==== Excerpted passage

Requirement of plaintext pass for sasl_setpass

Mathias Laurenz Baumann marenz at
Tue May 25 13:06:17 EDT 2010


I was wondering if there is another way to add a new user without ever  
sending his real plain-text password over the wire and without the server  
knowing the plain-text password? I think in SRP this should be the case,  
but I was confused by the sasl_setpass method, because it seems to require  
an plain-text password.

What I was also wondering about: If a client chooses SCRAM-SHA (let's say,  
while it is registering) and then later chooses a different one like SRP,  
isn't this a problem because you can't "convert" the secret that SCRAM  
uses to the one that SRP uses? (I don't know SCRAM in detail, but I think  
it has a secret instead of a password, for the sake of the example let's  
assume this here). I guess this is closely related to my first question :)

And while I am at it, another question: Did I understand it right that  
libsasl also provides the encryption itself with the sasl_encode functions  
and no ssl is required anymore if one uses this? And can I use sasl_encode  
even when a user didn't authenticate yet (for example to secure the  
registering process)? If not, I would have to setup an encrypted  
certificate based TLS encryption just for the registering process and then  
use sasl_encode from that point on. Which is kinda .. redundant.

========

■ **The problem**: Write the next part of the mailing list message about adding users with sasl_setpass without a plain-text password, starting right after its final sentence. The records have no connection to the mailing list message.

==== Supplied material

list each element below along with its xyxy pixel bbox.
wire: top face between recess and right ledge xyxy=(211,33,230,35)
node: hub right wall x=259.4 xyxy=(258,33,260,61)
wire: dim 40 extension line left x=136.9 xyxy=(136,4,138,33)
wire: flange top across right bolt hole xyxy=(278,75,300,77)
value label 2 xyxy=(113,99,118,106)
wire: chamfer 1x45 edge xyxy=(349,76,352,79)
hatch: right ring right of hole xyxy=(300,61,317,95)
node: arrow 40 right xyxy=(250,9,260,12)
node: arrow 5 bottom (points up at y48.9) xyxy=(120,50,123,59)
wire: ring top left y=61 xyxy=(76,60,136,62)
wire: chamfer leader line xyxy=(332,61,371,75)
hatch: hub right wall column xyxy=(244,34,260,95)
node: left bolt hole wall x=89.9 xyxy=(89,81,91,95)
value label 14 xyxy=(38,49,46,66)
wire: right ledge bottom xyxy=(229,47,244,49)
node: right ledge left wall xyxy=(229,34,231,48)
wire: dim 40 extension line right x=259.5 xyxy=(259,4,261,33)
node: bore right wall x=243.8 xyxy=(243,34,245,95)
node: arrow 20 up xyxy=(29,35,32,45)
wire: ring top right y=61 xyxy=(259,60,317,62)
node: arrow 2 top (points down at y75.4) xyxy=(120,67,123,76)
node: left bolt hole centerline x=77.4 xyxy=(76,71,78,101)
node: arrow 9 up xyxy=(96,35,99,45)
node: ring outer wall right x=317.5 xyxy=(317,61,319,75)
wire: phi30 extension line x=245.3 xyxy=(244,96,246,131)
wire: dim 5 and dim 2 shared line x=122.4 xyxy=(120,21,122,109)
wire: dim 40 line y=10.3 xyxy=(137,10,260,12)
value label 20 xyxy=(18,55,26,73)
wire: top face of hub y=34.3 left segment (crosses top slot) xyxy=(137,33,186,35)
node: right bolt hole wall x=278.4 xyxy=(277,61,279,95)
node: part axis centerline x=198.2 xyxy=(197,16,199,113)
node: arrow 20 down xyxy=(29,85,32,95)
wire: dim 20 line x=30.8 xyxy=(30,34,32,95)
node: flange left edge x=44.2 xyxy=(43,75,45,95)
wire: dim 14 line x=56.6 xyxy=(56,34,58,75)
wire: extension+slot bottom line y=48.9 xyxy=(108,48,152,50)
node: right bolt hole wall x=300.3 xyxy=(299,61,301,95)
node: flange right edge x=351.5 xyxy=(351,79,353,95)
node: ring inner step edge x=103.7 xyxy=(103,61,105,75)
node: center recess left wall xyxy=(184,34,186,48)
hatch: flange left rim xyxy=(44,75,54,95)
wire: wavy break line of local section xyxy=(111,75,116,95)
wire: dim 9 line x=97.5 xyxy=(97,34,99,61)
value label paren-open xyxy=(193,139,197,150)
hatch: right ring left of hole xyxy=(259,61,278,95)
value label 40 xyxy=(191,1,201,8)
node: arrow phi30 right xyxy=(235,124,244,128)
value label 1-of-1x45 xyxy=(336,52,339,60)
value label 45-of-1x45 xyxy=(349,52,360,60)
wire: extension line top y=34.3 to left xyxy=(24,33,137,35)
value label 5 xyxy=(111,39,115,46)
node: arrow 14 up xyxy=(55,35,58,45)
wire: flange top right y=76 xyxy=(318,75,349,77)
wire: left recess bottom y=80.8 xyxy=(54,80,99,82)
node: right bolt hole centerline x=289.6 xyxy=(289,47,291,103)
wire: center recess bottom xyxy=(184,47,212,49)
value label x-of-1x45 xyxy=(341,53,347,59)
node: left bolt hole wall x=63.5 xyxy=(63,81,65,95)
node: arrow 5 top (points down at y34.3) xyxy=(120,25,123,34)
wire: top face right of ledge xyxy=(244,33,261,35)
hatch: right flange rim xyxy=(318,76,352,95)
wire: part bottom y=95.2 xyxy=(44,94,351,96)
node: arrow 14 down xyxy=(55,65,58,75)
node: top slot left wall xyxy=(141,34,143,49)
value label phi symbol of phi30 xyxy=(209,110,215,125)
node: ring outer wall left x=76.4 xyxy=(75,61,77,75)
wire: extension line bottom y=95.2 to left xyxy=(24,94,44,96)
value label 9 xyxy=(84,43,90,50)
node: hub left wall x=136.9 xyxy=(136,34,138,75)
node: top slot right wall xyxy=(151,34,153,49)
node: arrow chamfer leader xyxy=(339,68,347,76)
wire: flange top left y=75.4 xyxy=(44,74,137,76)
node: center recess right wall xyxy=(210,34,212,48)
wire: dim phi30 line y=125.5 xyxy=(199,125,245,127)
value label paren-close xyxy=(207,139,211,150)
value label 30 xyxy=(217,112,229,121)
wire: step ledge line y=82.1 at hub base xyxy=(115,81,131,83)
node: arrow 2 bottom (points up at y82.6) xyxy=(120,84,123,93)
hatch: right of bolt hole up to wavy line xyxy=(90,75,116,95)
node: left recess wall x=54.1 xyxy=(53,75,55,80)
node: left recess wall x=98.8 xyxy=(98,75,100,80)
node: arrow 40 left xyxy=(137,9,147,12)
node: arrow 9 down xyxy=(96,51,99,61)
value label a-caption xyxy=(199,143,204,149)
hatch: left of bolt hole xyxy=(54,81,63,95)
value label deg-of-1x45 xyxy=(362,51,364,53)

========

■ **Written answer**:
In the protocol([1]psyc), it should be possible to "link" a client to  
several personalities, that's what I want to use sasl for. But the RFC and  
the libsasl documentation says there should only be one context for one  
connection. Of course I could just ignore that, but first I want to know  
your opinion on that matter. Is it a good choice to ignore that? Are there  
alternatives? And of course it could confuse the encryption layer as to  
which context to use for which transmission (in that case I would just  
declare that the first link to a personality is the one that will be used  
for encryption... at least if I am going to use sasl_encode).